* What you should do: In the entries that follow, count each line containing "JSON" and state the total, nothing more.

— START OF Stored data —

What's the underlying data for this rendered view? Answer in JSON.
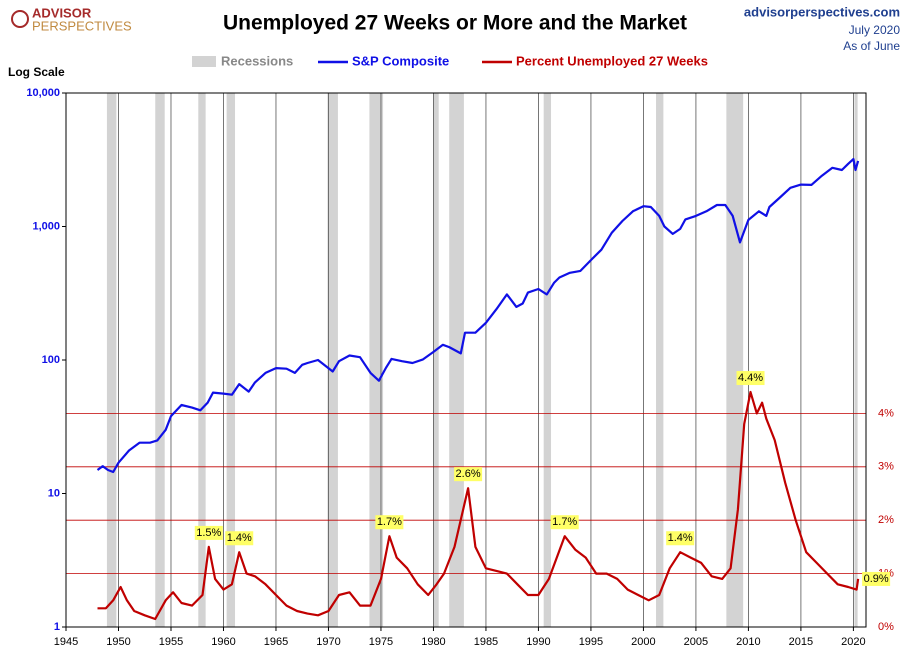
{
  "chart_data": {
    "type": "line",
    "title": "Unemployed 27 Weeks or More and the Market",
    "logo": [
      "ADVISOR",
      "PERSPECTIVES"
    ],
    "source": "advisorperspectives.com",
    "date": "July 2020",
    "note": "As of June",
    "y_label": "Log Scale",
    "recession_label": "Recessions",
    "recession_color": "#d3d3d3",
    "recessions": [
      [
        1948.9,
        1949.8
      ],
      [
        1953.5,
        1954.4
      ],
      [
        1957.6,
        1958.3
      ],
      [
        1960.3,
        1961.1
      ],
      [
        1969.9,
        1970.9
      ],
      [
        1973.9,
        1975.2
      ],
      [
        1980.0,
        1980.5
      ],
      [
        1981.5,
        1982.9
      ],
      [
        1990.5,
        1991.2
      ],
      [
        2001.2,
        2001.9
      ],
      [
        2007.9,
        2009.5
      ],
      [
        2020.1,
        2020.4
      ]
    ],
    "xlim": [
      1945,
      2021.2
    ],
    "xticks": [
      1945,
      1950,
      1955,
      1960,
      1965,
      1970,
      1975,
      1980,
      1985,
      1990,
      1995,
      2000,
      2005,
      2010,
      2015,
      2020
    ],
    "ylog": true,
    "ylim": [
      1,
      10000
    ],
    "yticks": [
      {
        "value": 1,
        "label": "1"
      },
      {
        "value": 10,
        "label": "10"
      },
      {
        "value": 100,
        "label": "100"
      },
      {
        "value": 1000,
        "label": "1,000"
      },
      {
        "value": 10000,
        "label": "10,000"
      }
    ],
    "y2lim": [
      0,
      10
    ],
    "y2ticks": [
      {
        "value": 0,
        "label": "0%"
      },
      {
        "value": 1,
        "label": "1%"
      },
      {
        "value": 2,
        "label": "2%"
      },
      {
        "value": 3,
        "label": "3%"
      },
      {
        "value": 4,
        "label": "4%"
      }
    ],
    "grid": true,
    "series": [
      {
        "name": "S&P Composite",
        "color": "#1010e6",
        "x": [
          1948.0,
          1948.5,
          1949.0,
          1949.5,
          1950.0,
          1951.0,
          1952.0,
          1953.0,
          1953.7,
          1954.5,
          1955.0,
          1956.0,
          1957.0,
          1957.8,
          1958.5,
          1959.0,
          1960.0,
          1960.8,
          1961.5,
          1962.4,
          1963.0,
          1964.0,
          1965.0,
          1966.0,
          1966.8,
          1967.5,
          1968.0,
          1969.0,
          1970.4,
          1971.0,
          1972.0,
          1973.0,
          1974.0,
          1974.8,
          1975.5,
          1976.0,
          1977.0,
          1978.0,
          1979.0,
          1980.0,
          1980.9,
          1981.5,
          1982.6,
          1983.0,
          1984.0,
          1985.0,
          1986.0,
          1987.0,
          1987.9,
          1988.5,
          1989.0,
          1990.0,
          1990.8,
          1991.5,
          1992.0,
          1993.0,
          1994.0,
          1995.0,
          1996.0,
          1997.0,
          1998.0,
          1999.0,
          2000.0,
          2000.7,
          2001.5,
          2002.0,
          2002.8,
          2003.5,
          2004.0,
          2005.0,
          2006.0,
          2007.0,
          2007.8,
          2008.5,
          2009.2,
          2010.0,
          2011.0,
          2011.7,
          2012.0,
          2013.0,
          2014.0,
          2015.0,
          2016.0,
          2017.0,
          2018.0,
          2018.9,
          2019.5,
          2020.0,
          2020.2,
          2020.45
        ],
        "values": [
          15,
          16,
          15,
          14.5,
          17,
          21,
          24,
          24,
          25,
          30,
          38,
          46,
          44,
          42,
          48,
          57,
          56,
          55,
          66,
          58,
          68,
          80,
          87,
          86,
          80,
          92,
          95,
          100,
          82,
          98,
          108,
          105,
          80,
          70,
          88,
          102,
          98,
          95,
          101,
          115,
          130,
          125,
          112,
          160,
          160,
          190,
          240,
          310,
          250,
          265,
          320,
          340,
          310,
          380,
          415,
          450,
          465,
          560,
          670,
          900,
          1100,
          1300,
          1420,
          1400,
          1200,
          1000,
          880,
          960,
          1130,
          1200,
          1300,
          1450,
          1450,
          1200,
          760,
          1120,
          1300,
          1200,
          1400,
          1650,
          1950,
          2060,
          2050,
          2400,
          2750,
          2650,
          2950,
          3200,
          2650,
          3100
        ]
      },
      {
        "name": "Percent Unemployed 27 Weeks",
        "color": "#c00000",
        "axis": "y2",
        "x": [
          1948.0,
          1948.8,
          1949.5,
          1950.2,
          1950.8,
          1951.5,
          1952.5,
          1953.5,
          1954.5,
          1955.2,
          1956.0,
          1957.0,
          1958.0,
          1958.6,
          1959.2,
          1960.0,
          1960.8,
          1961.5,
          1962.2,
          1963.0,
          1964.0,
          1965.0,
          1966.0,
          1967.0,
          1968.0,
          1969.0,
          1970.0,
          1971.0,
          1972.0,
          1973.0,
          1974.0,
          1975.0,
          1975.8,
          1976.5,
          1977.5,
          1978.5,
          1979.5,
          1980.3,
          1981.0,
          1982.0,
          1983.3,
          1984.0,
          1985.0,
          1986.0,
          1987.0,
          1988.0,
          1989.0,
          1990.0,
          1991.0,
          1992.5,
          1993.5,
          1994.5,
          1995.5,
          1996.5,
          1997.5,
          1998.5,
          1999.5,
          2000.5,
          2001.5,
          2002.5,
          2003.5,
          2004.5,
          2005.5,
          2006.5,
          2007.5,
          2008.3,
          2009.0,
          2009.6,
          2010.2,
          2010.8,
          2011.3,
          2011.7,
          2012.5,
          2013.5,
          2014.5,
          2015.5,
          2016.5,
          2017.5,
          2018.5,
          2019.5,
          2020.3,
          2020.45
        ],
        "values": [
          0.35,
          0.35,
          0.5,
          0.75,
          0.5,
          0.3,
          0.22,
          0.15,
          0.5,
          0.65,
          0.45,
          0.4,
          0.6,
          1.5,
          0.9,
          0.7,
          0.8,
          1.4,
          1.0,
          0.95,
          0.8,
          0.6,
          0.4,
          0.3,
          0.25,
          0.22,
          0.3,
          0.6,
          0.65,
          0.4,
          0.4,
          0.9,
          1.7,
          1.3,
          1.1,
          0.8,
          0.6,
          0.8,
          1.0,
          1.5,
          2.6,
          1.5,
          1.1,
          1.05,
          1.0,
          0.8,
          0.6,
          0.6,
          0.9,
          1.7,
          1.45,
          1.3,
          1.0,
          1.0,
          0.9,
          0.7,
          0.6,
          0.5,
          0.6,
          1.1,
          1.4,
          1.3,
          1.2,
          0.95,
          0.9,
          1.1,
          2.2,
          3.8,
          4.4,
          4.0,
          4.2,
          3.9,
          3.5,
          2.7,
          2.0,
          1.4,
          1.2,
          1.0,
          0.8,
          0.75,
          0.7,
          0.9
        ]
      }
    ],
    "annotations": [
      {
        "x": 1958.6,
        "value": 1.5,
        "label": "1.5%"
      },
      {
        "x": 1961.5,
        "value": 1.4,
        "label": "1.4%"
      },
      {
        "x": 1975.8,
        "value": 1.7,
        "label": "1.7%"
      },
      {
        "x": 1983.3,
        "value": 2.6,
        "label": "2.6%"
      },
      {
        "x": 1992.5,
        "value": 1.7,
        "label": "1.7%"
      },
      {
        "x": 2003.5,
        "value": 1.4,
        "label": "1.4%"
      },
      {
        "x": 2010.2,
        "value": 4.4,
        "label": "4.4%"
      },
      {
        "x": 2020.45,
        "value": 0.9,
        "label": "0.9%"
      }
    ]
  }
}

— END OF Stored data —
— START OF Stored data —

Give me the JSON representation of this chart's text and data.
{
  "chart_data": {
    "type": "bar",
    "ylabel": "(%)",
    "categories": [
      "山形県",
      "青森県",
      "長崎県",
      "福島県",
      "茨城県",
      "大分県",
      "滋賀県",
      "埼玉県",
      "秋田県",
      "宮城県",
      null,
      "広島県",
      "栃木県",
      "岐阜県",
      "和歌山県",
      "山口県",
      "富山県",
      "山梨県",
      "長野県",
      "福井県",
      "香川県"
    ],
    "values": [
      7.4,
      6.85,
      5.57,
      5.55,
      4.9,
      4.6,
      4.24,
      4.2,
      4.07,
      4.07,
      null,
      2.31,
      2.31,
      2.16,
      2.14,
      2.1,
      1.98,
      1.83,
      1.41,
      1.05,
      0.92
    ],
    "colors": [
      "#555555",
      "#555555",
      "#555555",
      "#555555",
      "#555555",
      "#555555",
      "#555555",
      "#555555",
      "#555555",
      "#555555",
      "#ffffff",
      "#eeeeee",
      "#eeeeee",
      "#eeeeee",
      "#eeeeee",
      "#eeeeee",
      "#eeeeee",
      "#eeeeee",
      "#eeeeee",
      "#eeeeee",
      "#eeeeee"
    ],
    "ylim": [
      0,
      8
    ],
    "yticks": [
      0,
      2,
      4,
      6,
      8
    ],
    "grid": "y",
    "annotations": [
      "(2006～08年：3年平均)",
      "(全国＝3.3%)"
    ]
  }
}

— END OF Stored data —

* Finished task: 2